[Data items]
--- begin ---

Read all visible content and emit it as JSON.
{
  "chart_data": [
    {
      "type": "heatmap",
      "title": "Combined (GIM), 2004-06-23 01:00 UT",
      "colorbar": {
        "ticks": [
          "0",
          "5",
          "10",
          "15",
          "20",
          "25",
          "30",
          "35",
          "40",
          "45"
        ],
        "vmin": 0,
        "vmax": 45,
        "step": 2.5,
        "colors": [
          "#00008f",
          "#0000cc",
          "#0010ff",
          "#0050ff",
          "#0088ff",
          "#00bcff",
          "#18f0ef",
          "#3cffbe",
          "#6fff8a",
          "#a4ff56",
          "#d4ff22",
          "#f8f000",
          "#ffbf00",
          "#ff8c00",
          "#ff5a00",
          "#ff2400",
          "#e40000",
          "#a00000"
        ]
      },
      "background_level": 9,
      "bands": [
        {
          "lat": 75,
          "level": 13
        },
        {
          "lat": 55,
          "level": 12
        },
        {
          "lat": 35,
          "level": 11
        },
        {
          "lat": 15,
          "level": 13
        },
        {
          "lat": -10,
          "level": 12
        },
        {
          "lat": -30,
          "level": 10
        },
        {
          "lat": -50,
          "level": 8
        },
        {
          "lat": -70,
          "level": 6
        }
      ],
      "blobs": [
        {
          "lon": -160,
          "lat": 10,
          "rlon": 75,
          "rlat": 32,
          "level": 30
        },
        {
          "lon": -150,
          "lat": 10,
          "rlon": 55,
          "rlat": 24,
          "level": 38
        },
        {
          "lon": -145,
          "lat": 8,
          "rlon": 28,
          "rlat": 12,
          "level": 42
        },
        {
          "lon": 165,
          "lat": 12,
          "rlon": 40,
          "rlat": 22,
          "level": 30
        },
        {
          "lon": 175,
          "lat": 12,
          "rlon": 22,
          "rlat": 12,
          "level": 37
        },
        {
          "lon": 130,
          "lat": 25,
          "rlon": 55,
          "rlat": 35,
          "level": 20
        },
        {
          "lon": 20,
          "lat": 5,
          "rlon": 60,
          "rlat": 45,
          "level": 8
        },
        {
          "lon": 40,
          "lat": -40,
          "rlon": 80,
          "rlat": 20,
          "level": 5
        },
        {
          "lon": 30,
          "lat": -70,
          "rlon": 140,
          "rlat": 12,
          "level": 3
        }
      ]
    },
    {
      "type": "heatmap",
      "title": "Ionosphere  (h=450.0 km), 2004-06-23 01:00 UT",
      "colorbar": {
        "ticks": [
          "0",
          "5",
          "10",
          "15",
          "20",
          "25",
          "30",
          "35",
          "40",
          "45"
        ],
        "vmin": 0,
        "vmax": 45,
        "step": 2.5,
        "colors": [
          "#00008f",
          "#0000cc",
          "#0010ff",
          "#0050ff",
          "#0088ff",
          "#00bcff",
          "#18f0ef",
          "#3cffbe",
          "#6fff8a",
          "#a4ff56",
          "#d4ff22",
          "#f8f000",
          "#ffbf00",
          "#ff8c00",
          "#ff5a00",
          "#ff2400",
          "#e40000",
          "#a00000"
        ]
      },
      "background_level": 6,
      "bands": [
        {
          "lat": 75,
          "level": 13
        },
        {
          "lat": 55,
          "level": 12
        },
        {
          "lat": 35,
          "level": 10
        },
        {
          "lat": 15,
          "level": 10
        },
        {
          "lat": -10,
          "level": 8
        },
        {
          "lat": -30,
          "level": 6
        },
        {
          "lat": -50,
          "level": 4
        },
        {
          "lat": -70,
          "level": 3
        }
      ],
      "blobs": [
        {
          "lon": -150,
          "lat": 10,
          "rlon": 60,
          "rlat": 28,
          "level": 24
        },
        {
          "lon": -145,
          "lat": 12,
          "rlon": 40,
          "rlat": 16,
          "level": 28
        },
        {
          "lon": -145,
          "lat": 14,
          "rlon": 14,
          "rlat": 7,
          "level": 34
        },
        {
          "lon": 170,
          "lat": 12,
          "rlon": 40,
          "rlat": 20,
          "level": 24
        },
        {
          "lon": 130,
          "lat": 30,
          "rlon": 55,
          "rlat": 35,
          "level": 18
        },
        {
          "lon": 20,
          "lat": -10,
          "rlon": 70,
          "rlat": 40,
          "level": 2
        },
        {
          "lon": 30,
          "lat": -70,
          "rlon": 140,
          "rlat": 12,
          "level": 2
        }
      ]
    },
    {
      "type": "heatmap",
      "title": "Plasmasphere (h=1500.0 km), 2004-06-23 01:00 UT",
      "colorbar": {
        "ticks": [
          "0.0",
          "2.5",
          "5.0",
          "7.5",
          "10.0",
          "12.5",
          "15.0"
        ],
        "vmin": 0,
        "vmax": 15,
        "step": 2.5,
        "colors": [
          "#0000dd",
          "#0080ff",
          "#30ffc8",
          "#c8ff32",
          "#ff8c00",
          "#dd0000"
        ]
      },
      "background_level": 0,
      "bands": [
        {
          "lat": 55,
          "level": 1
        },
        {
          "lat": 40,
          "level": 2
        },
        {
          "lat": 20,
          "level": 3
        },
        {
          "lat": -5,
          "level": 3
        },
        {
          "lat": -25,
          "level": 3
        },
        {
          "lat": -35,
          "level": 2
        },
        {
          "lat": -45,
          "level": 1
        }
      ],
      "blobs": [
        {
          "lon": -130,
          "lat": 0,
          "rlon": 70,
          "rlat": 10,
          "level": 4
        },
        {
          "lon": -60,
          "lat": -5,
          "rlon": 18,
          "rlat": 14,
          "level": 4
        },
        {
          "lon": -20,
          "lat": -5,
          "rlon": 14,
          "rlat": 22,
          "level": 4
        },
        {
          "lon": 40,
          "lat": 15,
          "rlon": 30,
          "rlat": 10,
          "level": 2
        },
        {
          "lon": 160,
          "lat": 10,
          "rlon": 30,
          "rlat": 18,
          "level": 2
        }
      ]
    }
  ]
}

--- end ---

Task brief
Exact copies of all the records are required.

Task output
Read all visible content and emit it as JSON.
{
  "chart_data": [
    {
      "type": "heatmap",
      "title": "Combined (GIM), 2004-06-23 01:00 UT",
      "colorbar": {
        "ticks": [
          "0",
          "5",
          "10",
          "15",
          "20",
          "25",
          "30",
          "35",
          "40",
          "45"
        ],
        "vmin": 0,
        "vmax": 45,
        "step": 2.5,
        "colors": [
          "#00008f",
          "#0000cc",
          "#0010ff",
          "#0050ff",
          "#0088ff",
          "#00bcff",
          "#18f0ef",
          "#3cffbe",
          "#6fff8a",
          "#a4ff56",
          "#d4ff22",
          "#f8f000",
          "#ffbf00",
          "#ff8c00",
          "#ff5a00",
          "#ff2400",
          "#e40000",
          "#a00000"
        ]
      },
      "background_level": 9,
      "bands": [
        {
          "lat": 75,
          "level": 13
        },
        {
          "lat": 55,
          "level": 12
        },
        {
          "lat": 35,
          "level": 11
        },
        {
          "lat": 15,
          "level": 13
        },
        {
          "lat": -10,
          "level": 12
        },
        {
          "lat": -30,
          "level": 10
        },
        {
          "lat": -50,
          "level": 8
        },
        {
          "lat": -70,
          "level": 6
        }
      ],
      "blobs": [
        {
          "lon": -160,
          "lat": 10,
          "rlon": 75,
          "rlat": 32,
          "level": 30
        },
        {
          "lon": -150,
          "lat": 10,
          "rlon": 55,
          "rlat": 24,
          "level": 38
        },
        {
          "lon": -145,
          "lat": 8,
          "rlon": 28,
          "rlat": 12,
          "level": 42
        },
        {
          "lon": 165,
          "lat": 12,
          "rlon": 40,
          "rlat": 22,
          "level": 30
        },
        {
          "lon": 175,
          "lat": 12,
          "rlon": 22,
          "rlat": 12,
          "level": 37
        },
        {
          "lon": 130,
          "lat": 25,
          "rlon": 55,
          "rlat": 35,
          "level": 20
        },
        {
          "lon": 20,
          "lat": 5,
          "rlon": 60,
          "rlat": 45,
          "level": 8
        },
        {
          "lon": 40,
          "lat": -40,
          "rlon": 80,
          "rlat": 20,
          "level": 5
        },
        {
          "lon": 30,
          "lat": -70,
          "rlon": 140,
          "rlat": 12,
          "level": 3
        }
      ]
    },
    {
      "type": "heatmap",
      "title": "Ionosphere  (h=450.0 km), 2004-06-23 01:00 UT",
      "colorbar": {
        "ticks": [
          "0",
          "5",
          "10",
          "15",
          "20",
          "25",
          "30",
          "35",
          "40",
          "45"
        ],
        "vmin": 0,
        "vmax": 45,
        "step": 2.5,
        "colors": [
          "#00008f",
          "#0000cc",
          "#0010ff",
          "#0050ff",
          "#0088ff",
          "#00bcff",
          "#18f0ef",
          "#3cffbe",
          "#6fff8a",
          "#a4ff56",
          "#d4ff22",
          "#f8f000",
          "#ffbf00",
          "#ff8c00",
          "#ff5a00",
          "#ff2400",
          "#e40000",
          "#a00000"
        ]
      },
      "background_level": 6,
      "bands": [
        {
          "lat": 75,
          "level": 13
        },
        {
          "lat": 55,
          "level": 12
        },
        {
          "lat": 35,
          "level": 10
        },
        {
          "lat": 15,
          "level": 10
        },
        {
          "lat": -10,
          "level": 8
        },
        {
          "lat": -30,
          "level": 6
        },
        {
          "lat": -50,
          "level": 4
        },
        {
          "lat": -70,
          "level": 3
        }
      ],
      "blobs": [
        {
          "lon": -150,
          "lat": 10,
          "rlon": 60,
          "rlat": 28,
          "level": 24
        },
        {
          "lon": -145,
          "lat": 12,
          "rlon": 40,
          "rlat": 16,
          "level": 28
        },
        {
          "lon": -145,
          "lat": 14,
          "rlon": 14,
          "rlat": 7,
          "level": 34
        },
        {
          "lon": 170,
          "lat": 12,
          "rlon": 40,
          "rlat": 20,
          "level": 24
        },
        {
          "lon": 130,
          "lat": 30,
          "rlon": 55,
          "rlat": 35,
          "level": 18
        },
        {
          "lon": 20,
          "lat": -10,
          "rlon": 70,
          "rlat": 40,
          "level": 2
        },
        {
          "lon": 30,
          "lat": -70,
          "rlon": 140,
          "rlat": 12,
          "level": 2
        }
      ]
    },
    {
      "type": "heatmap",
      "title": "Plasmasphere (h=1500.0 km), 2004-06-23 01:00 UT",
      "colorbar": {
        "ticks": [
          "0.0",
          "2.5",
          "5.0",
          "7.5",
          "10.0",
          "12.5",
          "15.0"
        ],
        "vmin": 0,
        "vmax": 15,
        "step": 2.5,
        "colors": [
          "#0000dd",
          "#0080ff",
          "#30ffc8",
          "#c8ff32",
          "#ff8c00",
          "#dd0000"
        ]
      },
      "background_level": 0,
      "bands": [
        {
          "lat": 55,
          "level": 1
        },
        {
          "lat": 40,
          "level": 2
        },
        {
          "lat": 20,
          "level": 3
        },
        {
          "lat": -5,
          "level": 3
        },
        {
          "lat": -25,
          "level": 3
        },
        {
          "lat": -35,
          "level": 2
        },
        {
          "lat": -45,
          "level": 1
        }
      ],
      "blobs": [
        {
          "lon": -130,
          "lat": 0,
          "rlon": 70,
          "rlat": 10,
          "level": 4
        },
        {
          "lon": -60,
          "lat": -5,
          "rlon": 18,
          "rlat": 14,
          "level": 4
        },
        {
          "lon": -20,
          "lat": -5,
          "rlon": 14,
          "rlat": 22,
          "level": 4
        },
        {
          "lon": 40,
          "lat": 15,
          "rlon": 30,
          "rlat": 10,
          "level": 2
        },
        {
          "lon": 160,
          "lat": 10,
          "rlon": 30,
          "rlat": 18,
          "level": 2
        }
      ]
    }
  ]
}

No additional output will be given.